##### SUPPLIED DATA

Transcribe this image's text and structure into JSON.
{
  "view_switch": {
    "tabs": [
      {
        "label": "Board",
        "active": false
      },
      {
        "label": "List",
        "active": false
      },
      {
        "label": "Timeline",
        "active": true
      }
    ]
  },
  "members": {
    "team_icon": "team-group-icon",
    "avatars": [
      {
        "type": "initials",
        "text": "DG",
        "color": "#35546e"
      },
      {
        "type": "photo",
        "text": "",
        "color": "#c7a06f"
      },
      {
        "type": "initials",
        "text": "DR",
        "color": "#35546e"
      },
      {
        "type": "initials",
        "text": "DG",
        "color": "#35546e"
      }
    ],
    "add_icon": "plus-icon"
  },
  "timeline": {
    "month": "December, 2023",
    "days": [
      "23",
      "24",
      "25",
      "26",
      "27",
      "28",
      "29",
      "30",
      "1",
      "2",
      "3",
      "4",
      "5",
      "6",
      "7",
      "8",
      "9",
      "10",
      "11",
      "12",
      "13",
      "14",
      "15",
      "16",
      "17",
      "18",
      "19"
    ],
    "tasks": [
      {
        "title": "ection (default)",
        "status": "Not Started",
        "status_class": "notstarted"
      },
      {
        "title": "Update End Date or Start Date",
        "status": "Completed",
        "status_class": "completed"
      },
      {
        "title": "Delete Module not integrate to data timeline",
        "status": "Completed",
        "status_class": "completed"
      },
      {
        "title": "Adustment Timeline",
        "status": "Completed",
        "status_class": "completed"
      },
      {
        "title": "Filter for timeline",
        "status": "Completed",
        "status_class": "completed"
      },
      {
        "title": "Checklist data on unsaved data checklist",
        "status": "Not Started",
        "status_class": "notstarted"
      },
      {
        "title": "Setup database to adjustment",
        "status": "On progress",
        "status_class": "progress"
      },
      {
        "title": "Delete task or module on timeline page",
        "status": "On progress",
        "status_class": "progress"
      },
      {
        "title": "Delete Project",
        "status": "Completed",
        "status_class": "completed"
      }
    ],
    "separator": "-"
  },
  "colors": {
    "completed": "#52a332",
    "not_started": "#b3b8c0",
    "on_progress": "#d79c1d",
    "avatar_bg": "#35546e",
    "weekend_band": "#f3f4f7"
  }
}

##########

Pull out the lines above in which the word "Delete" appears.

        "title": "Delete Module not integrate to data timeline",
        "title": "Delete task or module on timeline page",
        "title": "Delete Project",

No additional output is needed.